◆ STATED EXERCISE ◆
Gather up the lines with the word "from" in them.

◆ RECORD LIST ◆
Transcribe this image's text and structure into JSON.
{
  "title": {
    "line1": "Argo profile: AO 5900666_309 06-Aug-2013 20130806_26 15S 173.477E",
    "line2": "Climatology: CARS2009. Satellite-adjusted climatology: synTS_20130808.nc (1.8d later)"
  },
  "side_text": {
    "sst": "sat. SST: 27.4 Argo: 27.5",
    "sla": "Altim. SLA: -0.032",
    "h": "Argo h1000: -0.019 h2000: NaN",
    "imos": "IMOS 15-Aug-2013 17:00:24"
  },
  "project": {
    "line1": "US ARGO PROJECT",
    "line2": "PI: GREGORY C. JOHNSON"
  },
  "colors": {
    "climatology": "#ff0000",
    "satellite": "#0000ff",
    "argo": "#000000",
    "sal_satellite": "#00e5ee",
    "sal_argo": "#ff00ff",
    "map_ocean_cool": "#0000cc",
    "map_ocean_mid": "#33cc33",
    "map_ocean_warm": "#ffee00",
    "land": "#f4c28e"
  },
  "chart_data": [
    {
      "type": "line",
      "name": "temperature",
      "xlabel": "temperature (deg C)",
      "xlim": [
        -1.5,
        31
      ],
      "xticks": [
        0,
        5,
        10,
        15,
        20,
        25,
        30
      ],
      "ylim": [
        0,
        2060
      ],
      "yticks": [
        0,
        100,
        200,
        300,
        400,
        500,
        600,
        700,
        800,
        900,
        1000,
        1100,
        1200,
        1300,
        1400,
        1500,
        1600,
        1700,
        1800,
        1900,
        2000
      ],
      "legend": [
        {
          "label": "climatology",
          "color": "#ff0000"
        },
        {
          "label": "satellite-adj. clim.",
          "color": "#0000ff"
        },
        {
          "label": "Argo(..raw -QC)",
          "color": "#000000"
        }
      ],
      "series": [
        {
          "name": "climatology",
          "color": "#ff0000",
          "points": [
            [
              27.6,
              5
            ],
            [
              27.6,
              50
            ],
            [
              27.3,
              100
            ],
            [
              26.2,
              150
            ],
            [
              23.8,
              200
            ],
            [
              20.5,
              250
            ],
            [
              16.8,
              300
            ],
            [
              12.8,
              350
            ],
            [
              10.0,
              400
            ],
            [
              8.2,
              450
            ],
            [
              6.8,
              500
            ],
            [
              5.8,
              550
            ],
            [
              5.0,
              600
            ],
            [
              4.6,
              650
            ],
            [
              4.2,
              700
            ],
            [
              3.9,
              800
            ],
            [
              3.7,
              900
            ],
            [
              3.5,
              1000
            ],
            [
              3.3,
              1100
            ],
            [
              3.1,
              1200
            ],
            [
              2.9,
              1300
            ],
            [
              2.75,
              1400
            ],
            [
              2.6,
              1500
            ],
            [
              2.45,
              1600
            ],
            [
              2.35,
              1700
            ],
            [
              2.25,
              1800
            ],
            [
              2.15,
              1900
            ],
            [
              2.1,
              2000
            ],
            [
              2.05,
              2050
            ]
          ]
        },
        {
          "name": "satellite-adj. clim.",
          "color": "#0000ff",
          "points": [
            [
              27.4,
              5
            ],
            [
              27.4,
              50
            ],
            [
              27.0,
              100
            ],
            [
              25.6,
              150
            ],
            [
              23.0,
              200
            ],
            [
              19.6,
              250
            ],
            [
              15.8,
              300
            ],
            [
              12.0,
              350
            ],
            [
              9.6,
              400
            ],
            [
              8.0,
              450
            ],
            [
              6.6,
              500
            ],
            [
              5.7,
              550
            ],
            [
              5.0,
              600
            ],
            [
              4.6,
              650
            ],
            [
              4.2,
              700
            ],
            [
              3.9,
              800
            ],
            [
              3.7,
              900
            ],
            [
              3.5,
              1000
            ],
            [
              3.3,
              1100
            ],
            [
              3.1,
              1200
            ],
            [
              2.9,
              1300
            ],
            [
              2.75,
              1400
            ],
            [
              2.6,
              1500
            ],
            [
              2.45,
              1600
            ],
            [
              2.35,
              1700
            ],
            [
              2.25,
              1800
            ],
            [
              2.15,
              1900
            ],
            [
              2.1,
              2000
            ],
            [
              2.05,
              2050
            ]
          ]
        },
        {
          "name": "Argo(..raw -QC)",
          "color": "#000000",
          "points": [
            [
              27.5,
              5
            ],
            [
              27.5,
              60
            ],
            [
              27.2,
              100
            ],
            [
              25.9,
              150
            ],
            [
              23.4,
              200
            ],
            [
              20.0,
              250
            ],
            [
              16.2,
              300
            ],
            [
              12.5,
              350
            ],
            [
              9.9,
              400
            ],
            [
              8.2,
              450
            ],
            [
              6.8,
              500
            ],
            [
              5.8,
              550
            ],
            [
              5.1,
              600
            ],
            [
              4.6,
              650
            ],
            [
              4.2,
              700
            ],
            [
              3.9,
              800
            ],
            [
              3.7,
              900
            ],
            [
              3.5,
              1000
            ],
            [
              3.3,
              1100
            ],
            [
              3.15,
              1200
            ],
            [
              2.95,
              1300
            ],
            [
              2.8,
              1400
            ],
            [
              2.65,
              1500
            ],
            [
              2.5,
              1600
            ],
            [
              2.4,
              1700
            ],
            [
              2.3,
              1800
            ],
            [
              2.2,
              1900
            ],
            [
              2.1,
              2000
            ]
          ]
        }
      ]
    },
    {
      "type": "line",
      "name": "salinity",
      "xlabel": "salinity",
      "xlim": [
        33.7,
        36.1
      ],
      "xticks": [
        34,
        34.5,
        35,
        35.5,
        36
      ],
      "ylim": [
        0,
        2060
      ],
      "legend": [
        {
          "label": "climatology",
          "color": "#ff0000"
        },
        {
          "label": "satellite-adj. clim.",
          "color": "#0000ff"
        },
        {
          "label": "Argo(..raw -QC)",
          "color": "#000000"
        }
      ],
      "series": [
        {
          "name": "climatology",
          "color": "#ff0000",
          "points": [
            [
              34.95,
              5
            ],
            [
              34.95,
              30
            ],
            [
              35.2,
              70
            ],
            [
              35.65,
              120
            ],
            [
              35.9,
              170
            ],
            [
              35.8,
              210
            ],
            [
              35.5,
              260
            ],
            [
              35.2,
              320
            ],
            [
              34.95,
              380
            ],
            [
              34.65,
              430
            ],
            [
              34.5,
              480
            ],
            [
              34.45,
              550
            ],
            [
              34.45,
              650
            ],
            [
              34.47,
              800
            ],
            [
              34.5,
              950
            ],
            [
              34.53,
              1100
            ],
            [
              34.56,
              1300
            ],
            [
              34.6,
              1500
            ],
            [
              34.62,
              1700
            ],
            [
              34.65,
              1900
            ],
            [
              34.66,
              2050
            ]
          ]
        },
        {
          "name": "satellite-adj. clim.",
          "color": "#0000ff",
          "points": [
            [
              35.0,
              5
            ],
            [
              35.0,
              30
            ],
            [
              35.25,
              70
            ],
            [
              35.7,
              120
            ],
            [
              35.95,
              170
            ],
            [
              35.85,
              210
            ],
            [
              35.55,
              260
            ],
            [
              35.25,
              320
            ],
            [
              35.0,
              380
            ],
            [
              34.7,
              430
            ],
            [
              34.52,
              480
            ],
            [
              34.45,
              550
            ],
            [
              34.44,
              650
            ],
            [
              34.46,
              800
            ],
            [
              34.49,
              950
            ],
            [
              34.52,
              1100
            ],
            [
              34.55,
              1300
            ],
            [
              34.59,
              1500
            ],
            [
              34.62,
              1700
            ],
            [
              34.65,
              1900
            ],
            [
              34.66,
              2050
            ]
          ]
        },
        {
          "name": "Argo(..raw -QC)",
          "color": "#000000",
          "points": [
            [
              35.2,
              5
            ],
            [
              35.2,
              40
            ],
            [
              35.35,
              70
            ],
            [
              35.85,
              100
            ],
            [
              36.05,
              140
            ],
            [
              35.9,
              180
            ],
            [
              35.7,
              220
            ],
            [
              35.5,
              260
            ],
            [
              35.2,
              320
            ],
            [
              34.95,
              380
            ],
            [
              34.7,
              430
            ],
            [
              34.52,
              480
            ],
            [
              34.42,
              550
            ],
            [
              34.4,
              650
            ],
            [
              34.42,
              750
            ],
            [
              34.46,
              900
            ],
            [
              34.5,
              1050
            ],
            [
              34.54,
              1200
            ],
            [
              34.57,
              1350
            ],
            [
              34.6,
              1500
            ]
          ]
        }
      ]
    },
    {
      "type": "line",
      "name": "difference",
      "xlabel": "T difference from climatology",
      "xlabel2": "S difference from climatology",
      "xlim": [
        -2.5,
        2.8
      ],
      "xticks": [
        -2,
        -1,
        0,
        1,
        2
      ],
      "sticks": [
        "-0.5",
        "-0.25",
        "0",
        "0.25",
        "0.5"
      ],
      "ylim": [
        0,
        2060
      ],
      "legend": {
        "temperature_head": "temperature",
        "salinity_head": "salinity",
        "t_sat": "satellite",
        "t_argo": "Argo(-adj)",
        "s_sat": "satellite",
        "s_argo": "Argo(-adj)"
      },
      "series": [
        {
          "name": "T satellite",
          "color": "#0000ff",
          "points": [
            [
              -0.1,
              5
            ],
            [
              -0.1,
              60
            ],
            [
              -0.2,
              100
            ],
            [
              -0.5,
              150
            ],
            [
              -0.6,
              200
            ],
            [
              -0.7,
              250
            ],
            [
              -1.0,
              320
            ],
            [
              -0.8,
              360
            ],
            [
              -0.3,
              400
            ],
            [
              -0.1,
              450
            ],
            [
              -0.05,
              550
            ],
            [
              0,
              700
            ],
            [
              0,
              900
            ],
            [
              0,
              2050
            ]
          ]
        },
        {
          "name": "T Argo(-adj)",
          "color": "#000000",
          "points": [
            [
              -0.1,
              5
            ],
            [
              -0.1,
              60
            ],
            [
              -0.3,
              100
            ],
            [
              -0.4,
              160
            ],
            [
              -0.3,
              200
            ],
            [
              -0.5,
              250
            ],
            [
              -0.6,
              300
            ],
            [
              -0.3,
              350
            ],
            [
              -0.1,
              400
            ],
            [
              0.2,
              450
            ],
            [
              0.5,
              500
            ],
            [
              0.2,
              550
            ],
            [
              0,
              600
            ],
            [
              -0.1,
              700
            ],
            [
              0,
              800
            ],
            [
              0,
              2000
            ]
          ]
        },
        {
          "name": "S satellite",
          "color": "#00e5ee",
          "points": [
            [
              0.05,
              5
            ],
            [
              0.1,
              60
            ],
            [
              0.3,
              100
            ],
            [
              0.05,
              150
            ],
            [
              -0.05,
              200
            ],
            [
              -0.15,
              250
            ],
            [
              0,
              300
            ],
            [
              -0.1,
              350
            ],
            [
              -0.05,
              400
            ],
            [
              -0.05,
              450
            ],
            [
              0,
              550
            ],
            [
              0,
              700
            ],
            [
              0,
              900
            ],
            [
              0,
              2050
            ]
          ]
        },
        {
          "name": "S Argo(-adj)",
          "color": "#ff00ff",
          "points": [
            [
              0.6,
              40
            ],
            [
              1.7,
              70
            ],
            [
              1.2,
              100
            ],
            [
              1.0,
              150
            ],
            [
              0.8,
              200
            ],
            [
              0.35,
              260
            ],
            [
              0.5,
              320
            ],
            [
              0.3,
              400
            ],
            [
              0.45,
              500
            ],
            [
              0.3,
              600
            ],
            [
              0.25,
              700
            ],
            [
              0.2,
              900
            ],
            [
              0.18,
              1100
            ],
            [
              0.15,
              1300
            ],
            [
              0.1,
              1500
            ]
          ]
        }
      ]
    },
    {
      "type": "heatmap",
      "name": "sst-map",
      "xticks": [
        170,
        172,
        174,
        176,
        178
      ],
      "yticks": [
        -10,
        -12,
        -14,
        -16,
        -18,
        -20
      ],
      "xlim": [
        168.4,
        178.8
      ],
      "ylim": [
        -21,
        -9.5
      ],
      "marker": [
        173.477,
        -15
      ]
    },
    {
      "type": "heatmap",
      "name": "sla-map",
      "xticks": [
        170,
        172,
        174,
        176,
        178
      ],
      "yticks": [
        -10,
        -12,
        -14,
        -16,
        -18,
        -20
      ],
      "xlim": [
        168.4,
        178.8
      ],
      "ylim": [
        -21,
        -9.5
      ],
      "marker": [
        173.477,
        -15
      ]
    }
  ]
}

◆ COMPLETED EXERCISE ◆
      "xlabel": "T difference from climatology",
      "xlabel2": "S difference from climatology",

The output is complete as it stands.